Problem details.
Every record should be copied exactly, except that pictures are to be omitted.
# start of Supplied entries
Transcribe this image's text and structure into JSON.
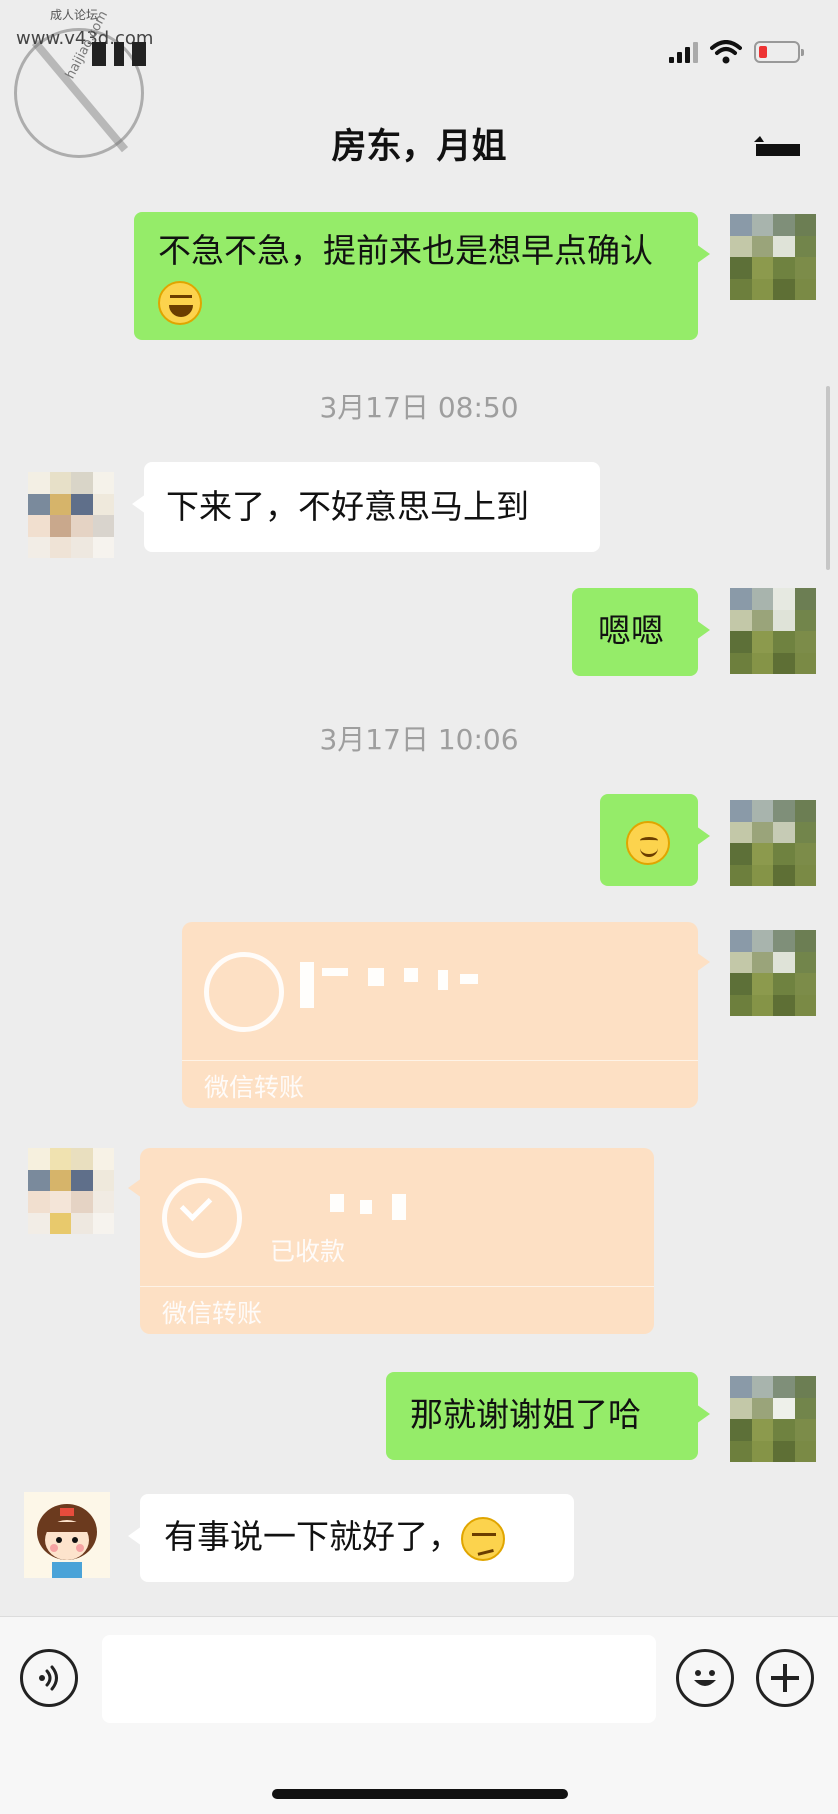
{
  "watermark": {
    "top_text": "成人论坛",
    "url": "www.v43d.com",
    "sub_text": "haijiao.com"
  },
  "header": {
    "title": "房东，月姐"
  },
  "messages": [
    {
      "side": "right",
      "type": "text",
      "text": "不急不急，提前来也是想早点确认",
      "emoji": "laughing-crying-emoji"
    },
    {
      "type": "timestamp",
      "text": "3月17日 08:50"
    },
    {
      "side": "left",
      "type": "text",
      "text": "下来了，不好意思马上到"
    },
    {
      "side": "right",
      "type": "text",
      "text": "嗯嗯"
    },
    {
      "type": "timestamp",
      "text": "3月17日 10:06"
    },
    {
      "side": "right",
      "type": "emoji",
      "emoji": "smile-emoji"
    },
    {
      "side": "right",
      "type": "transfer",
      "label": "微信转账"
    },
    {
      "side": "left",
      "type": "transfer",
      "status": "已收款",
      "label": "微信转账"
    },
    {
      "side": "right",
      "type": "text",
      "text": "那就谢谢姐了哈"
    },
    {
      "side": "left",
      "type": "text",
      "text": "有事说一下就好了，",
      "emoji": "smirk-emoji"
    }
  ],
  "input_bar": {
    "voice_icon": "voice-icon",
    "emoji_icon": "emoji-icon",
    "plus_icon": "plus-icon"
  },
  "colors": {
    "background": "#ededed",
    "bubble_green": "#95ec69",
    "bubble_white": "#ffffff",
    "transfer_orange": "#fde0c4",
    "timestamp_gray": "#9e9e9e"
  }
}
# end of Supplied entries
Complete answer.
Transcribe this image's text and structure into JSON.
{
  "watermark": {
    "top_text": "成人论坛",
    "url": "www.v43d.com",
    "sub_text": "haijiao.com"
  },
  "header": {
    "title": "房东，月姐"
  },
  "messages": [
    {
      "side": "right",
      "type": "text",
      "text": "不急不急，提前来也是想早点确认",
      "emoji": "laughing-crying-emoji"
    },
    {
      "type": "timestamp",
      "text": "3月17日 08:50"
    },
    {
      "side": "left",
      "type": "text",
      "text": "下来了，不好意思马上到"
    },
    {
      "side": "right",
      "type": "text",
      "text": "嗯嗯"
    },
    {
      "type": "timestamp",
      "text": "3月17日 10:06"
    },
    {
      "side": "right",
      "type": "emoji",
      "emoji": "smile-emoji"
    },
    {
      "side": "right",
      "type": "transfer",
      "label": "微信转账"
    },
    {
      "side": "left",
      "type": "transfer",
      "status": "已收款",
      "label": "微信转账"
    },
    {
      "side": "right",
      "type": "text",
      "text": "那就谢谢姐了哈"
    },
    {
      "side": "left",
      "type": "text",
      "text": "有事说一下就好了，",
      "emoji": "smirk-emoji"
    }
  ],
  "input_bar": {
    "voice_icon": "voice-icon",
    "emoji_icon": "emoji-icon",
    "plus_icon": "plus-icon"
  },
  "colors": {
    "background": "#ededed",
    "bubble_green": "#95ec69",
    "bubble_white": "#ffffff",
    "transfer_orange": "#fde0c4",
    "timestamp_gray": "#9e9e9e"
  }
}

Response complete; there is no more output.